The task –
Reproduce all the entries exactly and keep the pictures out.

** begin Material to process **

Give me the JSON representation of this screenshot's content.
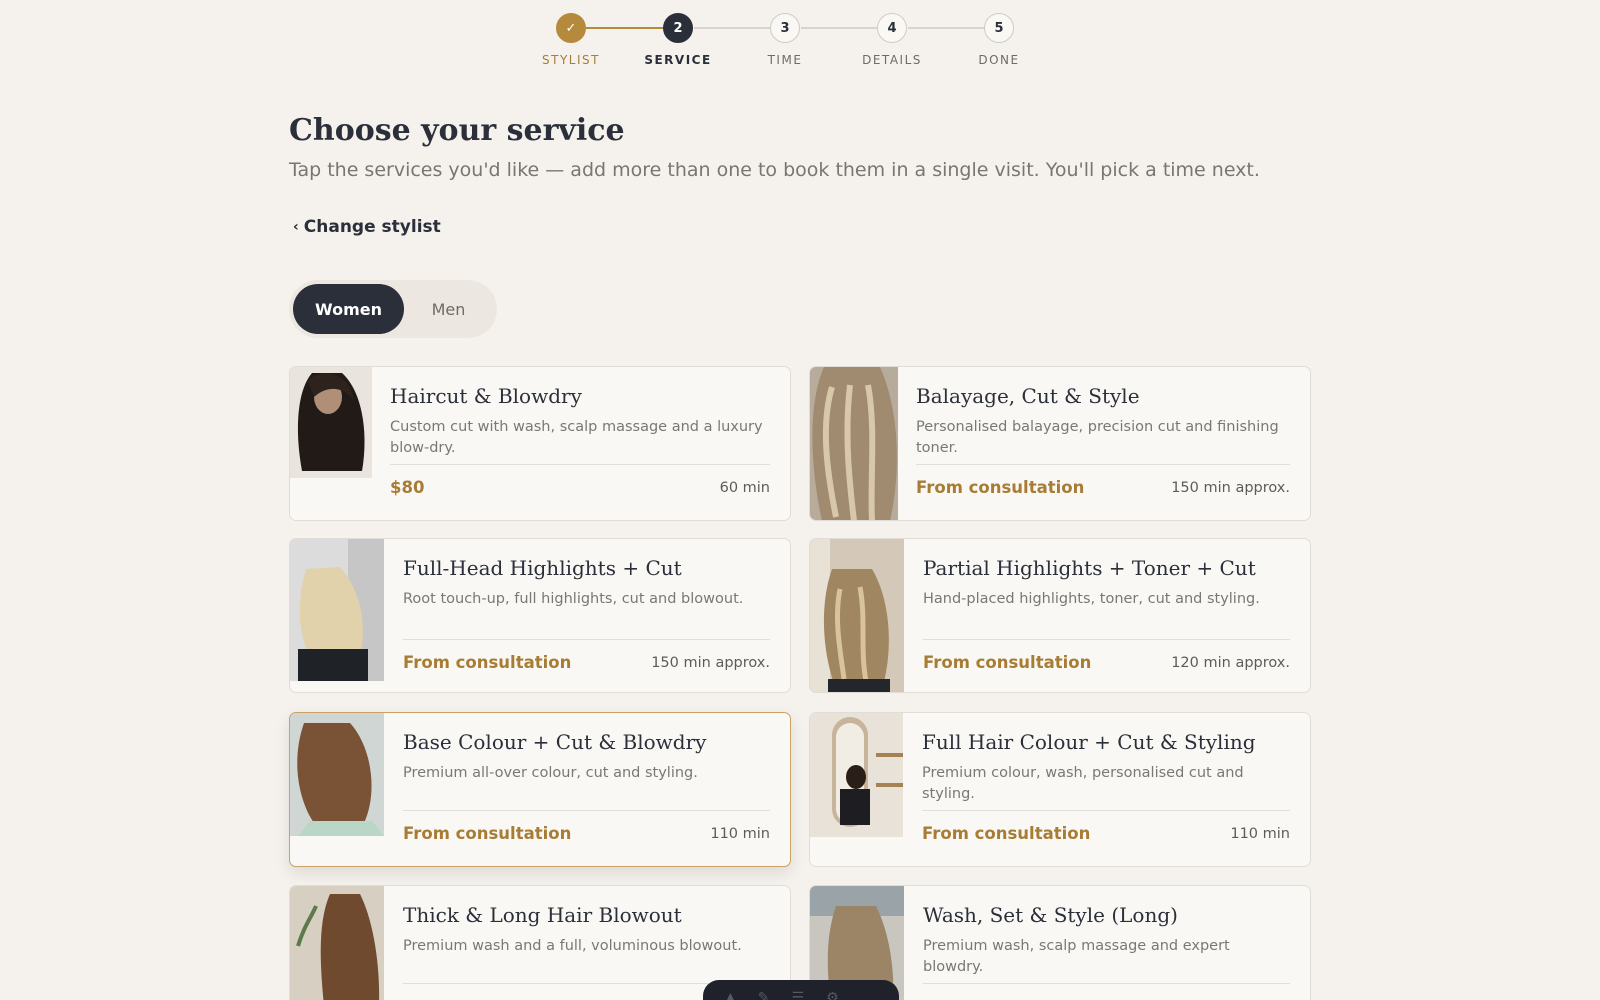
{
  "steps": [
    {
      "number": "✓",
      "label": "STYLIST",
      "state": "done"
    },
    {
      "number": "2",
      "label": "SERVICE",
      "state": "active"
    },
    {
      "number": "3",
      "label": "TIME",
      "state": "todo"
    },
    {
      "number": "4",
      "label": "DETAILS",
      "state": "todo"
    },
    {
      "number": "5",
      "label": "DONE",
      "state": "todo"
    }
  ],
  "page": {
    "title": "Choose your service",
    "subtitle": "Tap the services you'd like — add more than one to book them in a single visit. You'll pick a time next."
  },
  "back_link": {
    "chevron": "‹",
    "label": "Change stylist"
  },
  "segment": {
    "options": [
      "Women",
      "Men"
    ],
    "selected": "Women"
  },
  "services": [
    {
      "title": "Haircut & Blowdry",
      "description": "Custom cut with wash, scalp massage and a luxury blow-dry.",
      "price": "$80",
      "duration": "60 min",
      "selected": false
    },
    {
      "title": "Balayage, Cut & Style",
      "description": "Personalised balayage, precision cut and finishing toner.",
      "price": "From consultation",
      "duration": "150 min approx.",
      "selected": false
    },
    {
      "title": "Full-Head Highlights + Cut",
      "description": "Root touch-up, full highlights, cut and blowout.",
      "price": "From consultation",
      "duration": "150 min approx.",
      "selected": false
    },
    {
      "title": "Partial Highlights + Toner + Cut",
      "description": "Hand-placed highlights, toner, cut and styling.",
      "price": "From consultation",
      "duration": "120 min approx.",
      "selected": false
    },
    {
      "title": "Base Colour + Cut & Blowdry",
      "description": "Premium all-over colour, cut and styling.",
      "price": "From consultation",
      "duration": "110 min",
      "selected": true
    },
    {
      "title": "Full Hair Colour + Cut & Styling",
      "description": "Premium colour, wash, personalised cut and styling.",
      "price": "From consultation",
      "duration": "110 min",
      "selected": false
    },
    {
      "title": "Thick & Long Hair Blowout",
      "description": "Premium wash and a full, voluminous blowout.",
      "price": "",
      "duration": "",
      "selected": false
    },
    {
      "title": "Wash, Set & Style (Long)",
      "description": "Premium wash, scalp massage and expert blowdry.",
      "price": "",
      "duration": "",
      "selected": false
    }
  ],
  "colors": {
    "accent": "#b58a3c",
    "dark": "#2b2f3a",
    "background": "#f5f2ed",
    "card": "#faf8f4"
  }
}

** end Material to process **

Written answer –
Give me the JSON representation of this screenshot's content.
{
  "steps": [
    {
      "number": "✓",
      "label": "STYLIST",
      "state": "done"
    },
    {
      "number": "2",
      "label": "SERVICE",
      "state": "active"
    },
    {
      "number": "3",
      "label": "TIME",
      "state": "todo"
    },
    {
      "number": "4",
      "label": "DETAILS",
      "state": "todo"
    },
    {
      "number": "5",
      "label": "DONE",
      "state": "todo"
    }
  ],
  "page": {
    "title": "Choose your service",
    "subtitle": "Tap the services you'd like — add more than one to book them in a single visit. You'll pick a time next."
  },
  "back_link": {
    "chevron": "‹",
    "label": "Change stylist"
  },
  "segment": {
    "options": [
      "Women",
      "Men"
    ],
    "selected": "Women"
  },
  "services": [
    {
      "title": "Haircut & Blowdry",
      "description": "Custom cut with wash, scalp massage and a luxury blow-dry.",
      "price": "$80",
      "duration": "60 min",
      "selected": false
    },
    {
      "title": "Balayage, Cut & Style",
      "description": "Personalised balayage, precision cut and finishing toner.",
      "price": "From consultation",
      "duration": "150 min approx.",
      "selected": false
    },
    {
      "title": "Full-Head Highlights + Cut",
      "description": "Root touch-up, full highlights, cut and blowout.",
      "price": "From consultation",
      "duration": "150 min approx.",
      "selected": false
    },
    {
      "title": "Partial Highlights + Toner + Cut",
      "description": "Hand-placed highlights, toner, cut and styling.",
      "price": "From consultation",
      "duration": "120 min approx.",
      "selected": false
    },
    {
      "title": "Base Colour + Cut & Blowdry",
      "description": "Premium all-over colour, cut and styling.",
      "price": "From consultation",
      "duration": "110 min",
      "selected": true
    },
    {
      "title": "Full Hair Colour + Cut & Styling",
      "description": "Premium colour, wash, personalised cut and styling.",
      "price": "From consultation",
      "duration": "110 min",
      "selected": false
    },
    {
      "title": "Thick & Long Hair Blowout",
      "description": "Premium wash and a full, voluminous blowout.",
      "price": "",
      "duration": "",
      "selected": false
    },
    {
      "title": "Wash, Set & Style (Long)",
      "description": "Premium wash, scalp massage and expert blowdry.",
      "price": "",
      "duration": "",
      "selected": false
    }
  ],
  "colors": {
    "accent": "#b58a3c",
    "dark": "#2b2f3a",
    "background": "#f5f2ed",
    "card": "#faf8f4"
  }
}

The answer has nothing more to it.